_SHORT EXERCISE_
Note each line that includes the word "would". Copy those lines.

[Records from a dataset]
● ● ● ● ●

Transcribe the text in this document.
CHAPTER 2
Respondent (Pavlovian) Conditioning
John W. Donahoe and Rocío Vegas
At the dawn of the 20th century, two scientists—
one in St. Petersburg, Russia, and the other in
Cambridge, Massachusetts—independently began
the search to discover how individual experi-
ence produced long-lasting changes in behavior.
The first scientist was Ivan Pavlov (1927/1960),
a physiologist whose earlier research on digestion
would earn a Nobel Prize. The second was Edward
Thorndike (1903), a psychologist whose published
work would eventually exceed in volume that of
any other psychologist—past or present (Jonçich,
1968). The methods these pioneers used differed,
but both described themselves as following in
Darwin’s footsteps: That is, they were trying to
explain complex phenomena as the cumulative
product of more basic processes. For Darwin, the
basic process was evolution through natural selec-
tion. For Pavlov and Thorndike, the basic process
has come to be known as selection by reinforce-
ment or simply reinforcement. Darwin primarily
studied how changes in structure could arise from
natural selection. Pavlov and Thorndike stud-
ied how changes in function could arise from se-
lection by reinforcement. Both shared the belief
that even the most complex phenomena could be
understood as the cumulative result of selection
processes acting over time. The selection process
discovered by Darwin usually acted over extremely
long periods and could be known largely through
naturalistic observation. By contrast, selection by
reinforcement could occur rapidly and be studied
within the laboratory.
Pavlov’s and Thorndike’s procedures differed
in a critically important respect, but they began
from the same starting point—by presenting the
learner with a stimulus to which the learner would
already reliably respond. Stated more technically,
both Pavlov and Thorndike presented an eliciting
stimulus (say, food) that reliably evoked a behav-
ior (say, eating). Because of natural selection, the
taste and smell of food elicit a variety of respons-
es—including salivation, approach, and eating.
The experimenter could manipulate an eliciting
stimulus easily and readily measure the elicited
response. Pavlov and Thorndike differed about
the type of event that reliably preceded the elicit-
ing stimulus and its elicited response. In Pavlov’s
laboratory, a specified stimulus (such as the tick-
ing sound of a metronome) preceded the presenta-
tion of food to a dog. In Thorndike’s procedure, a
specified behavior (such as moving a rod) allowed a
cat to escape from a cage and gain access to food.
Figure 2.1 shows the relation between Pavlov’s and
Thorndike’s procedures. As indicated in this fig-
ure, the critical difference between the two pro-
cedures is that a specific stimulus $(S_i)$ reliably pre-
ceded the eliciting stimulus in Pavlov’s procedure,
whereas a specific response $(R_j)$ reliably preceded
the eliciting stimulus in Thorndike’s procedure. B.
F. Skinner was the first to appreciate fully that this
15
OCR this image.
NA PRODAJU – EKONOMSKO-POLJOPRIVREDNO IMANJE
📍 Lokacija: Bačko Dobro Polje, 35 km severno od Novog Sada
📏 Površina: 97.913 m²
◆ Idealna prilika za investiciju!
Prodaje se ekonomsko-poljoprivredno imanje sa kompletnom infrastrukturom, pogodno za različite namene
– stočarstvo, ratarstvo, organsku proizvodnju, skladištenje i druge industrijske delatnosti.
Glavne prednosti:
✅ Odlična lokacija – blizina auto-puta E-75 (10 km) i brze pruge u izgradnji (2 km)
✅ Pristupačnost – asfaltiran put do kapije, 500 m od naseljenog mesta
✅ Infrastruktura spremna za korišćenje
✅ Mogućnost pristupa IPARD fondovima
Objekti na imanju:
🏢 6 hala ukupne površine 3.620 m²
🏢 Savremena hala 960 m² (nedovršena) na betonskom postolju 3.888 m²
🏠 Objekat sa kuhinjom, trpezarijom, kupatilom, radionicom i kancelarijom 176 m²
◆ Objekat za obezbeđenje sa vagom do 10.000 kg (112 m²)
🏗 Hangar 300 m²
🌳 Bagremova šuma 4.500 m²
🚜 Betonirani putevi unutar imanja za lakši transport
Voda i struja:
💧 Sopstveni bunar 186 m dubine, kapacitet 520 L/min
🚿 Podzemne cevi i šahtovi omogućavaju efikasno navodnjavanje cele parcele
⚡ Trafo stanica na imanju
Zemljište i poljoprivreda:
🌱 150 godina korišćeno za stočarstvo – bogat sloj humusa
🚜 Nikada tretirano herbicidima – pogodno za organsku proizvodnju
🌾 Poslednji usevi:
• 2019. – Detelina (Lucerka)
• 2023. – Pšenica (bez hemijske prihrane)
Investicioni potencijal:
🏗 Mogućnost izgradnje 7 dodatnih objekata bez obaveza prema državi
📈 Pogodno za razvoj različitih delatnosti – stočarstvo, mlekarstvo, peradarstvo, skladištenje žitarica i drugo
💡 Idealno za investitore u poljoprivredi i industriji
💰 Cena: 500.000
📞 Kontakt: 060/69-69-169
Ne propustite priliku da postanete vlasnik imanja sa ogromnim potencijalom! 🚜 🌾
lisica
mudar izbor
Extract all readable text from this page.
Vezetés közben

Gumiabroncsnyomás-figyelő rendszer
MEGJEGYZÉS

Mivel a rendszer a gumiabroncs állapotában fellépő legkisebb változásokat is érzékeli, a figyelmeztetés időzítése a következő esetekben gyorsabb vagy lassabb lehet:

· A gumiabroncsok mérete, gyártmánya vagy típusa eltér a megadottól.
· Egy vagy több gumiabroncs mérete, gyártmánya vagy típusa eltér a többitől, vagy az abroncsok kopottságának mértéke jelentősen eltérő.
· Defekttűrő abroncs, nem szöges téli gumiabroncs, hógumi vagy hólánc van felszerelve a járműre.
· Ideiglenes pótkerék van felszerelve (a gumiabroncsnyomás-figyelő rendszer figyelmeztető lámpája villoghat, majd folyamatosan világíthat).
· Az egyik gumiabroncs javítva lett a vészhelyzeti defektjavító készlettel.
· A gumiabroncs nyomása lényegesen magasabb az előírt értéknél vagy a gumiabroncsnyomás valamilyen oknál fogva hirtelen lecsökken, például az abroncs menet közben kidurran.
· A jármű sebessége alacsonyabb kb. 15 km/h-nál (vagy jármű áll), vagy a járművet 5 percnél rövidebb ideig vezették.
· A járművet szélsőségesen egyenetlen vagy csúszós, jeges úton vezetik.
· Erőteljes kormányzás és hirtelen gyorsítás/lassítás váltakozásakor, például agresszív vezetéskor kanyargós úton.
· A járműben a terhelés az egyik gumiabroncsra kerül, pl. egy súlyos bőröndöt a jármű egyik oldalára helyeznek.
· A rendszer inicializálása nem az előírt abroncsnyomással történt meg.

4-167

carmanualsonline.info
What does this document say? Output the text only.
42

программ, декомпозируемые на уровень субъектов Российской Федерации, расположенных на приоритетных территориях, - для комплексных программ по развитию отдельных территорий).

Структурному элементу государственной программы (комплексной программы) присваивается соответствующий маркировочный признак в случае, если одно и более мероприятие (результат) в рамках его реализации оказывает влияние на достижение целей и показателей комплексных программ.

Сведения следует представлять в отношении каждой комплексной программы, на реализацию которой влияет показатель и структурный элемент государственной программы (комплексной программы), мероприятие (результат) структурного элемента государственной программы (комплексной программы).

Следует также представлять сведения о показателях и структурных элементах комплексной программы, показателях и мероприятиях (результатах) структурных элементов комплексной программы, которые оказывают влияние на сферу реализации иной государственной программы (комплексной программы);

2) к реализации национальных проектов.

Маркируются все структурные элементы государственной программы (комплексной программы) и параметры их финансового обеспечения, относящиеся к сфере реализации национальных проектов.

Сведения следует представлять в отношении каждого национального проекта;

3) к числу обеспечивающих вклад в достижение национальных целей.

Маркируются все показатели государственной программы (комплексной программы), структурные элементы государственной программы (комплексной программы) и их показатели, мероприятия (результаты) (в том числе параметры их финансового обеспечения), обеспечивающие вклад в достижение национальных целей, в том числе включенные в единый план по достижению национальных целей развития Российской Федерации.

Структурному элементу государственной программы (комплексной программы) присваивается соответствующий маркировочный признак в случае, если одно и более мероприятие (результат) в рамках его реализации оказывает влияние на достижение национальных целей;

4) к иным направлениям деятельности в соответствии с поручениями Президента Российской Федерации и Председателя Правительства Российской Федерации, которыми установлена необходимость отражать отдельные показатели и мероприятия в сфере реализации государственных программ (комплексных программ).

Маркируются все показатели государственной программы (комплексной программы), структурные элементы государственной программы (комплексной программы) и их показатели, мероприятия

● ● ● ● ●

_ANSWER TO THE PROBLEM_
would earn a Nobel Prize. The second was Edward
work would eventually exceed in volume that of
learner with a stimulus to which the learner would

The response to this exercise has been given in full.